Document extract
# Project Aquarium



## fish-aholic

I love it!


----------



## Buck

Very impressive, well done. roud:


----------



## lauraleellbp

Seriously- there's alot to digest on that one... Bookmarked it to go through sometime when I can really sit and enjoy surfing through it...


----------



## Blue Ridge Reef

Wow, that stand is beautiful! Nice website, too, I just can't get over the TLC you put into that aquarium stand...


----------



## Jason Baliban

Thank you all for taking the time to leave a comment. Its an exciting time for me and the site. I should be adding a review on the Astra Lux Bulbs and two reviews of two LFS's within a weeks time.

Thanks for the support,

jB


----------



## jinx©

Nice! I saved this one to favorites as well. Thanks.


----------



## KurtG

Your tank photos are great and I enjoyed the straight forward review of the ADA tools. No pimping involved.


----------



## Jason Baliban

KurtG said:


> I enjoyed the straight forward review of the ADA tools. No pimping involved.


Thanks

Thats the idea

jB


----------



## Jason Baliban

I added an interview that Kookaburra from Aquagora conducted with me on my "Waiting" aquascape.

Interview with Aquagora - Le Bac De L'hiver 2007-8

jB


----------



## macclellan

Nice site jB.

I'd like to see an article on your approach to ferts and light cycles and such. I recall hearing you discussing this here and there, but I'd like to see something more 'systematic.'


----------



## Jason Baliban

macclellan said:


> Nice site jB.
> 
> I'd like to see an article on your approach to ferts and light cycles and such. I recall hearing you discussing this here and there, but I'd like to see something more 'systematic.'


I am working on it

Thanks,

jB


----------



## Jason Baliban

With the help of DVAGA and GWAPA, I put together this tri-fold pamphlet that explains the basics on how to get started with planted aquariums. You can use this for your own club or give it to local fish stores to help educate other hobbyists about planted aquariums.

Check out the article to download the Microsoft Publisher File.

jB


----------



## Jason Baliban

I added "Without Boundaries" to the gallery.

Check out the Gallery here...
http://projectaquarium.com/gallery.aspx

jB


----------



## deleted_user_16

Looks great Jason!!!!!!!!!!!


----------



## Jason Baliban

Check out *Planted Aquarium Photography with a Point and Shoot Camera*.

This article will show you some tips on how to capture your layouts with a photograph that conveys our hard work, creativity, and skills. 

This article is also featured in the June issue of Aquascaping World Magazine. 

I hope you find it helpful!!

jB


----------



## Jason Baliban

I finally got around to writing my comments on the ADA cube gardens. There are a lot of opinions out there on whether ADA’s products are worth the money that you pay for them. In the *ADA Cube Garden Review*, we will look at how the ADA Cube Garden Stacks up.

Exercise instructions
a. In the Project Aquarium thread, which two groups helped Jason Baliban make the tri-fold pamphlet?
b. Write what comes next in the Project Aquarium thread, picking up after its final sentence.
The lines that come after this are from a different source.

Entries

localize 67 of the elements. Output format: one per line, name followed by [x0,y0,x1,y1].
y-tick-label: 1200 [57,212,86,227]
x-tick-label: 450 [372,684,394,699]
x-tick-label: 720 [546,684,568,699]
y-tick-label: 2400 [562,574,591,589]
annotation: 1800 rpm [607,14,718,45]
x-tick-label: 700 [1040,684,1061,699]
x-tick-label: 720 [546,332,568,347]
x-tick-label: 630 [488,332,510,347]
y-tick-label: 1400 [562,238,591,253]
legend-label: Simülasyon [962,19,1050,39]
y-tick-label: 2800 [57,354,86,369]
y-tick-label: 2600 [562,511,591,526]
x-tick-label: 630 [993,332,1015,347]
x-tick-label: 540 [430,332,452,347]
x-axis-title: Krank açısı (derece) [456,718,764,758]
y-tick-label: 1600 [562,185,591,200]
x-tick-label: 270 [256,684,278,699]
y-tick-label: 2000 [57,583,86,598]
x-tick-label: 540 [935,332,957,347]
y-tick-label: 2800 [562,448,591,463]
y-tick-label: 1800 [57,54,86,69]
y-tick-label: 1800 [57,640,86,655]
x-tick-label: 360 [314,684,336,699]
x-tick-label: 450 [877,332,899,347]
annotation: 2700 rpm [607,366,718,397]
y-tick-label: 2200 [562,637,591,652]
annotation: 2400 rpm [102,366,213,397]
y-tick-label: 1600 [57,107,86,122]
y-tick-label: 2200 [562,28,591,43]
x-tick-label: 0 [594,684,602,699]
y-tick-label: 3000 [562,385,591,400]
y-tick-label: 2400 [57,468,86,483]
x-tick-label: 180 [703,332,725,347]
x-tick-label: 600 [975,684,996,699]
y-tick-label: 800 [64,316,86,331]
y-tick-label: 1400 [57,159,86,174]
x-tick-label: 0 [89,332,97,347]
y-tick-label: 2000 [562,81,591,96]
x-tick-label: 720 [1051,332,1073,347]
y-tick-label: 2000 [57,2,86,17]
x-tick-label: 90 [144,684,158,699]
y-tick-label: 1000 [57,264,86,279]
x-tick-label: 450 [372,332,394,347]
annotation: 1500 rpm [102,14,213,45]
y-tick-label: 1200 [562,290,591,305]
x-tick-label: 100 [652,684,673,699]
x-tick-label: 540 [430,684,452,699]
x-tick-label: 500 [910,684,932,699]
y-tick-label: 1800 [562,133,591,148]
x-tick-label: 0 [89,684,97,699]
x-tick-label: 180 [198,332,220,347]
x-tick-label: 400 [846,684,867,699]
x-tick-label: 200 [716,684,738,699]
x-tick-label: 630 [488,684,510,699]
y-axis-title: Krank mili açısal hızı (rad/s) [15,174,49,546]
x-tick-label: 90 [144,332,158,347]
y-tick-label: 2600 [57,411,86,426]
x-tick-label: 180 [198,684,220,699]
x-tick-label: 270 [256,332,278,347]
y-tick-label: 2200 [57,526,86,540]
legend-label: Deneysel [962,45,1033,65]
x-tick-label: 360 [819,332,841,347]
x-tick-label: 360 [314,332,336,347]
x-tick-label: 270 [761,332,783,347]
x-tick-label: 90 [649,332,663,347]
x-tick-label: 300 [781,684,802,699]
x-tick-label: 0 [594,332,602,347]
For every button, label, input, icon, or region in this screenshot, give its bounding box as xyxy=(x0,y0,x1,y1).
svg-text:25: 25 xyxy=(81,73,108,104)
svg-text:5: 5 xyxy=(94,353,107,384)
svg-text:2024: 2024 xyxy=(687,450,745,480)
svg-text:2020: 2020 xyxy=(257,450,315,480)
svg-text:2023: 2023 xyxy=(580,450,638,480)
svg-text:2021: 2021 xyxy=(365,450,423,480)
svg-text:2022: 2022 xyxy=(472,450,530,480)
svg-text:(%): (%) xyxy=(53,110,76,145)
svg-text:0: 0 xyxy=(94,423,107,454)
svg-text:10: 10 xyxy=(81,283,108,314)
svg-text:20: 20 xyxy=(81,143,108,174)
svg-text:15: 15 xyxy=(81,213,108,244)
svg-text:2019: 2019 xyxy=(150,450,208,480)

Solved tasks
a. DVAGA and GWAPA.

b.
jB


----------



## deleted_user_16

thats a great article seeing how i jsut bought a cube garden!!!

ur site is amazing!!!


----------



## Jason Baliban

fishman9809 said:


> thats a great article seeing how i jsut bought a cube garden!!!
> 
> ur site is amazing!!!


Thanks fishman, good luck with your cube garden, they are pieces of art 

jB


----------



## deleted_user_16

any updates on tanks or new tanks perhaps?


----------



## @[email protected]

great article. i just discovered the white balance a week ago or so. it makes my pearling riccia look better, as the bubbles are white, not yellow.


----------



## Jason Baliban

I added my latest layout *"Hill of Skull"* to the *Gallery*. This one turned out creepy, thus the name. It is a twisted field of simplicity and tension.

jB


----------



## messy_da_legend

Very nice site Jason  

I particularly like the HC and hairgrass growing in Riccia idea. I might make myself an Iwagumi in a shallow dish, using that idea for the planting 

Tom


----------



## Jason Baliban

Here is my writeup on the *2008 Aquatic Gardeners Association Convention*. Planted aquarium enthusiasts came from around the world to attend the convention. Here is a brief account of the amazing weekend.

jB


----------



## Wasserpest

Great write-up, thanks Jason for all sharing this with us and all your hard work that went into it. And congratulations on your second places. :thumbsup:


----------



## rain-

Oh, that's a good looking website with beautiful photos and lots of fun information. Keep up the good work. *bookmarks the website* 

There's something odd with the layout with my Firefox 3.0.5 (Ubuntu, resolution 1280x1024), here's the screenshot. Doesn't bother me that much, but I thought I should mention it in case it's something you want to fix. 

- Satu, who just recently bought her first guitar


----------



## Robert H

Great Job Jason, you have a gift as a graphic artist, not to mention your skills as a hobbyist.


----------



## Jason Baliban

Robert H said:


> Great Job Jason, you have a gift as a graphic artist, not to mention your skills as a hobbyist.


Thank you Robert

jB


----------



## Jason Baliban

*Kirsten Eidsmoe - ADA Aquajournal #159 - Aquascaper in Focus*

The 2008 AGA Convention in Atlanta, Georgia was a whirlwind of an event. Of all the stories I have told from that weekend, the one of Kirsten Eidsmoe is one of my favorites.

jB


----------



## Jason Baliban

*Houston Plant Fest 2009*

In April, 2009 NASH (Nature Aquarium Society of Houston) arranged a collection trip to San Marcos River, San Marcos, Texas. The weekend was filled with inspiration, food, and great company!

jB


----------



## hydrophyte

Nice! Great pictures! I have no sense at all for photography.


----------



## Jason Baliban

I added my latest layout *"Black Sand Beaches of Wainapanapa"* to the Gallery. This layout was inpspired by my visit to Maui. While in Maui, I visited Wainapanapa State Park along the Road to Hana.

jB


----------



## fish-aholic

Wow! I love the HC.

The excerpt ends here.